Each entry below is to be given again word for word, with no pictures.

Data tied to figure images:

------------------------------------------------

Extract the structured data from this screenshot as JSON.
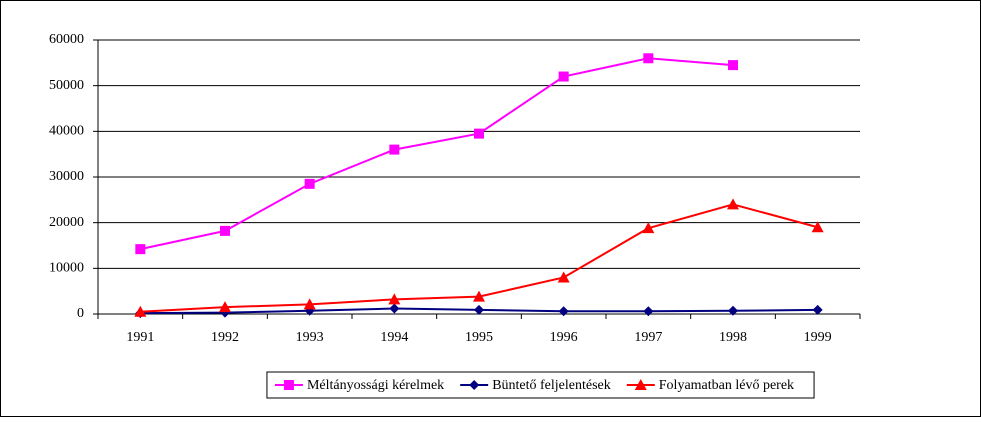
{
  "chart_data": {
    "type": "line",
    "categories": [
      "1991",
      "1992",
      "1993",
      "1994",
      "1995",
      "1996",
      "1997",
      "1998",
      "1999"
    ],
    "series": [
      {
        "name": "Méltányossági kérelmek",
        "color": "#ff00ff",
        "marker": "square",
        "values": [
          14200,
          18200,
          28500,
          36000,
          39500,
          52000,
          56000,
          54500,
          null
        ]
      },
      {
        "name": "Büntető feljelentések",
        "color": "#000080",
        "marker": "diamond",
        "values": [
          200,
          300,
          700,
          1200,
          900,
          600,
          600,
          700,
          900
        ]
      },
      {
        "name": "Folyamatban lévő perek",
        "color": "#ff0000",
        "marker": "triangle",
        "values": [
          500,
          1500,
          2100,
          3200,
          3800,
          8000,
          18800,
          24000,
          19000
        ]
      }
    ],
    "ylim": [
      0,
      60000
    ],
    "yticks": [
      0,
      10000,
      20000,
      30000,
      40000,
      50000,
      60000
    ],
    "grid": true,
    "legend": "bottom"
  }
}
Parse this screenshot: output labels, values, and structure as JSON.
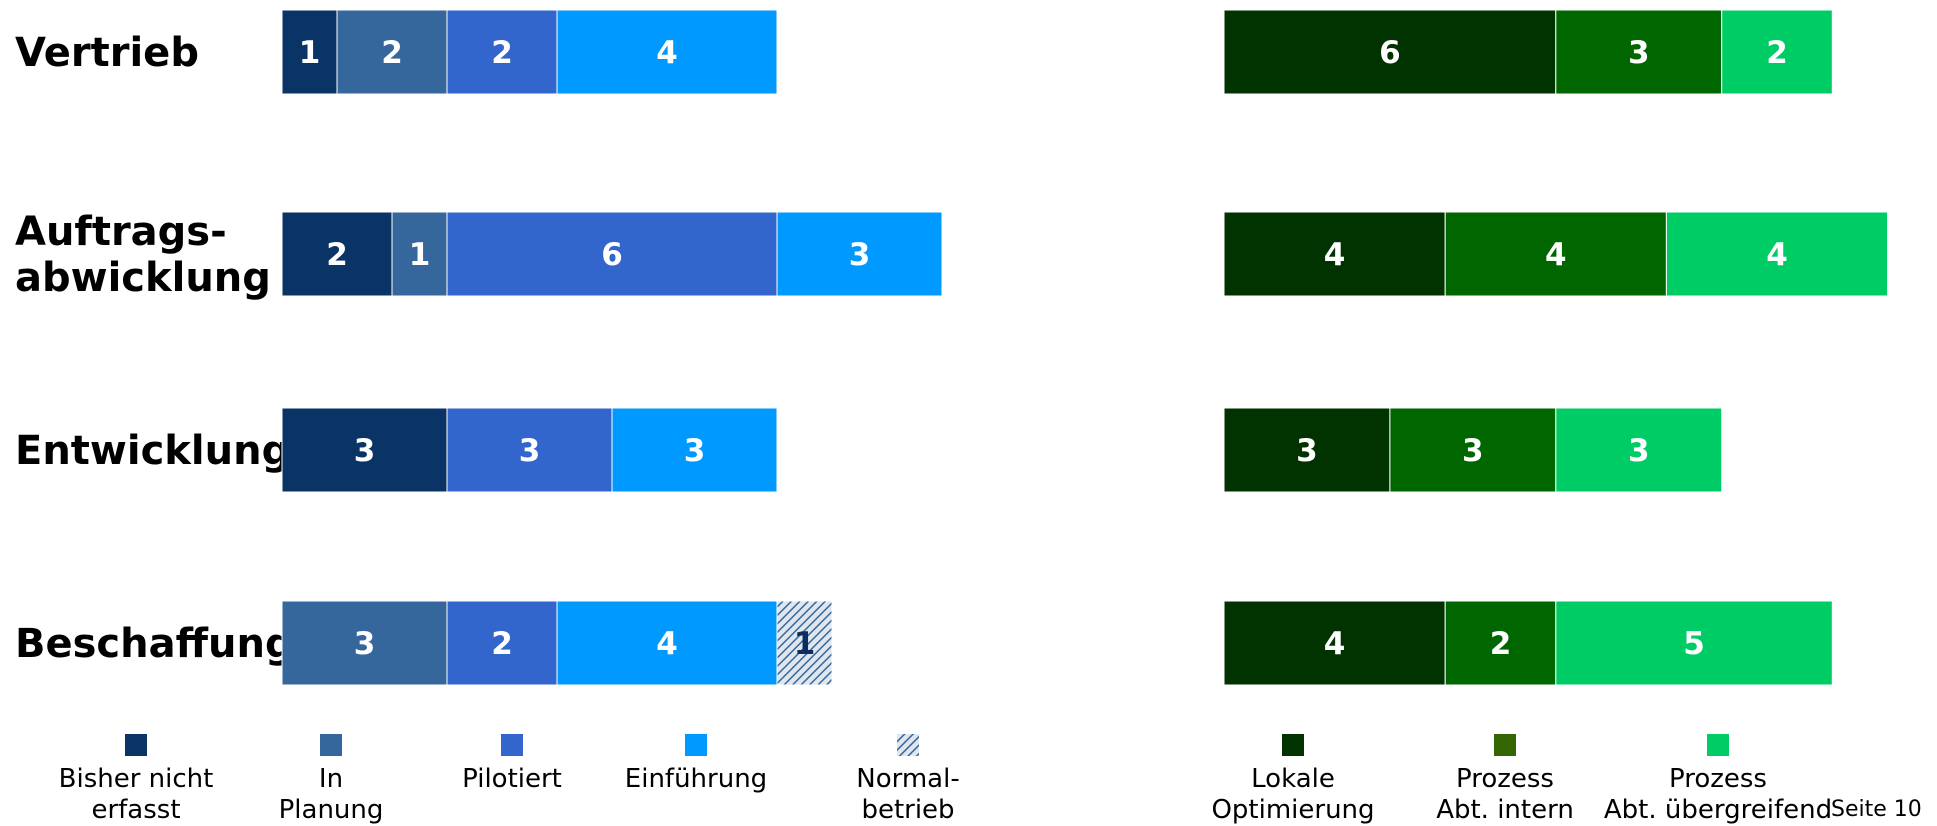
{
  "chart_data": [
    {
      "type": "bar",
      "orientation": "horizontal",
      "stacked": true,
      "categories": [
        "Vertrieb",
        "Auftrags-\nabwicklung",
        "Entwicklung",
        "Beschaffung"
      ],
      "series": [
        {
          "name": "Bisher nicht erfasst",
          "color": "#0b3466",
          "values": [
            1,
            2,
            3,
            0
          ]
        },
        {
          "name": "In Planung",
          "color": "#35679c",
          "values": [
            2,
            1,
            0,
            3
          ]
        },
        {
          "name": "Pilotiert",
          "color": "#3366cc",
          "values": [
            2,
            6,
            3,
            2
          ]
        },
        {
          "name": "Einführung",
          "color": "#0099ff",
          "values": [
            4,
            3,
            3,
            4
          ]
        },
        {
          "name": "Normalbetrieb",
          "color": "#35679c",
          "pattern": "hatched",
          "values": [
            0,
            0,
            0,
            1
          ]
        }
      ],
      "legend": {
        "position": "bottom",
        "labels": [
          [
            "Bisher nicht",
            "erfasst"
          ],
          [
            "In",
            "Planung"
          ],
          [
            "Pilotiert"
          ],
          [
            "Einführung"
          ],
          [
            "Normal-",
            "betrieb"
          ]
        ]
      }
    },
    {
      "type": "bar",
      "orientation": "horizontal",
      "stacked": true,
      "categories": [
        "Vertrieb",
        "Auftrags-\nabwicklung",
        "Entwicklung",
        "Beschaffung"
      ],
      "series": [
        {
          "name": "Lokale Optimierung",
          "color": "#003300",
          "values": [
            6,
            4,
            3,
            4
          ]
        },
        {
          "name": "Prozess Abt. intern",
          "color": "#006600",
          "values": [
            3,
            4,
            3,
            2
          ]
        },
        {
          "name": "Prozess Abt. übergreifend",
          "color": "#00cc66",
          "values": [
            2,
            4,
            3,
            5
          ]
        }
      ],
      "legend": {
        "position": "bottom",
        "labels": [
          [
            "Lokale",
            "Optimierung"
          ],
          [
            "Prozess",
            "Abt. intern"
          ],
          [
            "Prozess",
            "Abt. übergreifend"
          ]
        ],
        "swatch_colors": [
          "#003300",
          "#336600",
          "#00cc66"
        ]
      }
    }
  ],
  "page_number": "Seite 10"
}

------------------------------------------------

REPLY TO THE TASK:
Extract the structured data from this screenshot as JSON.
{
  "chart_data": {
    "type": "line",
    "categories": [
      "1991",
      "1992",
      "1993",
      "1994",
      "1995",
      "1996",
      "1997",
      "1998",
      "1999"
    ],
    "series": [
      {
        "name": "Méltányossági kérelmek",
        "color": "#ff00ff",
        "marker": "square",
        "values": [
          14200,
          18200,
          28500,
          36000,
          39500,
          52000,
          56000,
          54500,
          null
        ]
      },
      {
        "name": "Büntető feljelentések",
        "color": "#000080",
        "marker": "diamond",
        "values": [
          200,
          300,
          700,
          1200,
          900,
          600,
          600,
          700,
          900
        ]
      },
      {
        "name": "Folyamatban lévő perek",
        "color": "#ff0000",
        "marker": "triangle",
        "values": [
          500,
          1500,
          2100,
          3200,
          3800,
          8000,
          18800,
          24000,
          19000
        ]
      }
    ],
    "ylim": [
      0,
      60000
    ],
    "yticks": [
      0,
      10000,
      20000,
      30000,
      40000,
      50000,
      60000
    ],
    "grid": true,
    "legend": "bottom"
  }
}
Parse this screenshot: output labels, values, and structure as JSON.
{
  "chart_data": [
    {
      "type": "bar",
      "orientation": "horizontal",
      "stacked": true,
      "categories": [
        "Vertrieb",
        "Auftrags-\nabwicklung",
        "Entwicklung",
        "Beschaffung"
      ],
      "series": [
        {
          "name": "Bisher nicht erfasst",
          "color": "#0b3466",
          "values": [
            1,
            2,
            3,
            0
          ]
        },
        {
          "name": "In Planung",
          "color": "#35679c",
          "values": [
            2,
            1,
            0,
            3
          ]
        },
        {
          "name": "Pilotiert",
          "color": "#3366cc",
          "values": [
            2,
            6,
            3,
            2
          ]
        },
        {
          "name": "Einführung",
          "color": "#0099ff",
          "values": [
            4,
            3,
            3,
            4
          ]
        },
        {
          "name": "Normalbetrieb",
          "color": "#35679c",
          "pattern": "hatched",
          "values": [
            0,
            0,
            0,
            1
          ]
        }
      ],
      "legend": {
        "position": "bottom",
        "labels": [
          [
            "Bisher nicht",
            "erfasst"
          ],
          [
            "In",
            "Planung"
          ],
          [
            "Pilotiert"
          ],
          [
            "Einführung"
          ],
          [
            "Normal-",
            "betrieb"
          ]
        ]
      }
    },
    {
      "type": "bar",
      "orientation": "horizontal",
      "stacked": true,
      "categories": [
        "Vertrieb",
        "Auftrags-\nabwicklung",
        "Entwicklung",
        "Beschaffung"
      ],
      "series": [
        {
          "name": "Lokale Optimierung",
          "color": "#003300",
          "values": [
            6,
            4,
            3,
            4
          ]
        },
        {
          "name": "Prozess Abt. intern",
          "color": "#006600",
          "values": [
            3,
            4,
            3,
            2
          ]
        },
        {
          "name": "Prozess Abt. übergreifend",
          "color": "#00cc66",
          "values": [
            2,
            4,
            3,
            5
          ]
        }
      ],
      "legend": {
        "position": "bottom",
        "labels": [
          [
            "Lokale",
            "Optimierung"
          ],
          [
            "Prozess",
            "Abt. intern"
          ],
          [
            "Prozess",
            "Abt. übergreifend"
          ]
        ],
        "swatch_colors": [
          "#003300",
          "#336600",
          "#00cc66"
        ]
      }
    }
  ],
  "page_number": "Seite 10"
}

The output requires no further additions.